[Raw records]
--- --- ---
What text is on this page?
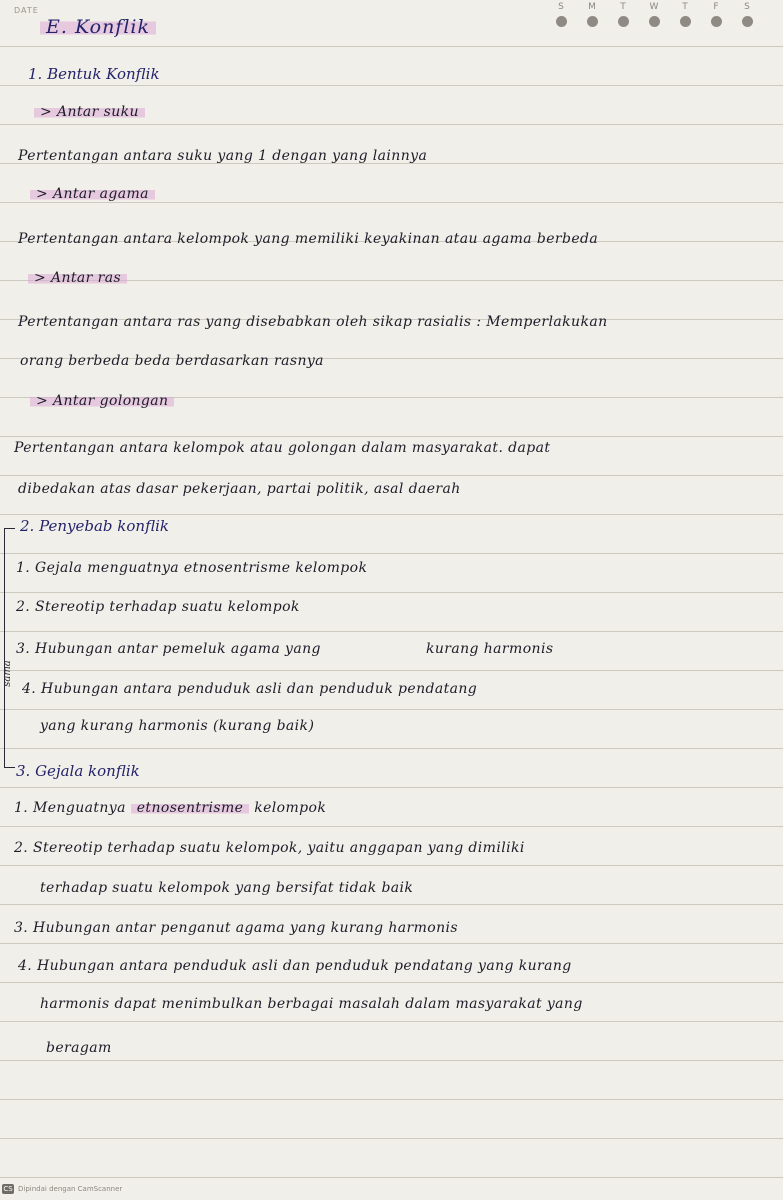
DATE	S	M	T	W	T	F	S
E. Konflik
1. Bentuk Konflik
> Antar suku
Pertentangan antara suku yang 1 dengan yang lainnya
> Antar agama
Pertentangan antara kelompok yang memiliki keyakinan atau agama berbeda
> Antar ras
Pertentangan antara ras yang disebabkan oleh sikap rasialis : Memperlakukan
orang berbeda beda berdasarkan rasnya
> Antar golongan
Pertentangan antara kelompok atau golongan dalam masyarakat. dapat
dibedakan atas dasar pekerjaan, partai politik, asal daerah
sama
2. Penyebab konflik
1. Gejala menguatnya etnosentrisme kelompok
2. Stereotip terhadap suatu kelompok
3. Hubungan antar pemeluk agama yang	kurang harmonis
4. Hubungan antara penduduk asli dan penduduk pendatang
yang kurang harmonis (kurang baik)
3. Gejala konflik
1. Menguatnya etnosentrisme kelompok
2. Stereotip terhadap suatu kelompok, yaitu anggapan yang dimiliki
terhadap suatu kelompok yang bersifat tidak baik
3. Hubungan antar penganut agama yang kurang harmonis
4. Hubungan antara penduduk asli dan penduduk pendatang yang kurang
harmonis dapat menimbulkan berbagai masalah dalam masyarakat yang
beragam
CS Dipindai dengan CamScanner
--- --- ---
In how many lines of the data does the string "dapat" appear? Give only the number.

COMPLETE OUTPUT: 2